What to do
Locate each line containing the string "recipiente" and copy it out.
-- Begin Records shown --
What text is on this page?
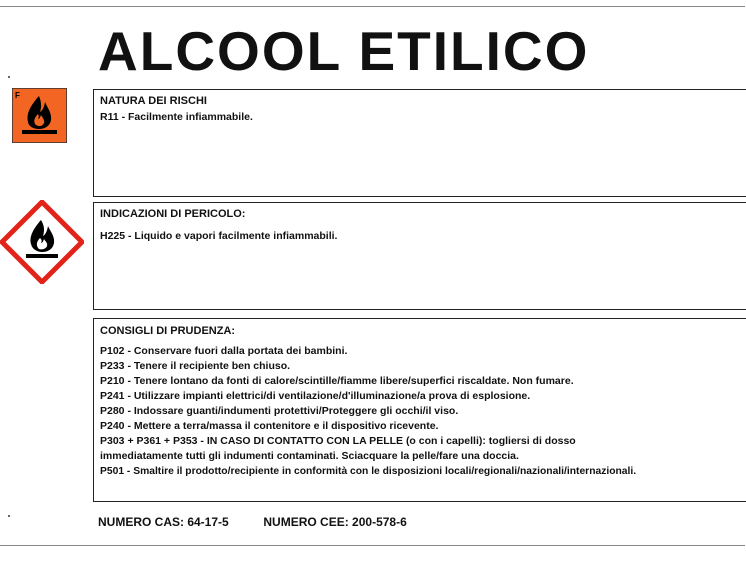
ALCOOL ETILICO
F	NATURA DEI RISCHI
R11 - Facilmente infiammabile.
INDICAZIONI DI PERICOLO:
H225 - Liquido e vapori facilmente infiammabili.
CONSIGLI DI PRUDENZA:
P102 - Conservare fuori dalla portata dei bambini.
P233 - Tenere il recipiente ben chiuso.
P210 - Tenere lontano da fonti di calore/scintille/fiamme libere/superfici riscaldate. Non fumare.
P241 - Utilizzare impianti elettrici/di ventilazione/d'illuminazione/a prova di esplosione.
P280 - Indossare guanti/indumenti protettivi/Proteggere gli occhi/il viso.
P240 - Mettere a terra/massa il contenitore e il dispositivo ricevente.
P303 + P361 + P353 - IN CASO DI CONTATTO CON LA PELLE (o con i capelli): togliersi di dosso
immediatamente tutti gli indumenti contaminati. Sciacquare la pelle/fare una doccia.
P501 - Smaltire il prodotto/recipiente in conformità con le disposizioni locali/regionali/nazionali/internazionali.
NUMERO CAS: 64-17-5	NUMERO CEE: 200-578-6
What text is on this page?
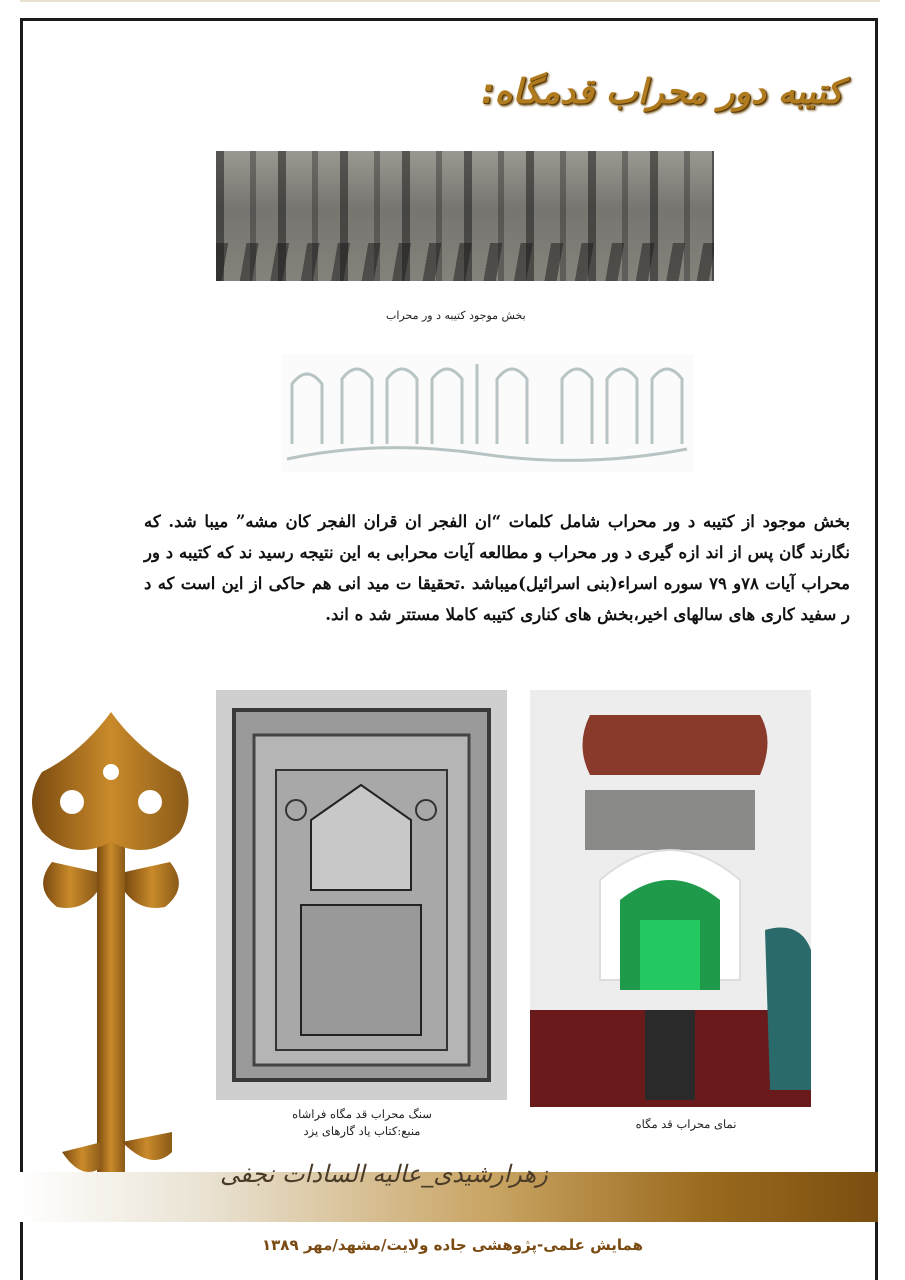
کتیبه دور محراب قدمگاه:
بخش موجود کتیبه د ور محراب
بخش موجود از کتیبه د ور محراب شامل کلمات “ان الفجر ان قران الفجر کان مشه” میبا شد. که نگارند گان پس از اند ازه گیری د ور محراب و مطالعه آیات محرابی به این نتیجه رسید ند که کتیبه د ور محراب آیات ۷۸و ۷۹ سوره اسراء(بنی اسرائیل)میباشد .تحقیقا ت مید انی هم حاکی از این است که د ر سفید کاری های سالهای اخیر،بخش های کناری کتیبه کاملا مستتر شد ه اند.
سنگ محراب قد مگاه فراشاه
منبع:کتاب یاد گارهای یزد	نمای محراب قد مگاه
زهرارشیدی_عالیه السادات نجفی
همایش علمی-پژوهشی جاده ولایت/مشهد/مهر ۱۳۸۹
-- End Records shown --
Full answer
P233 - Tenere il recipiente ben chiuso.
P501 - Smaltire il prodotto/recipiente in conformità con le disposizioni locali/regionali/nazionali/internazionali.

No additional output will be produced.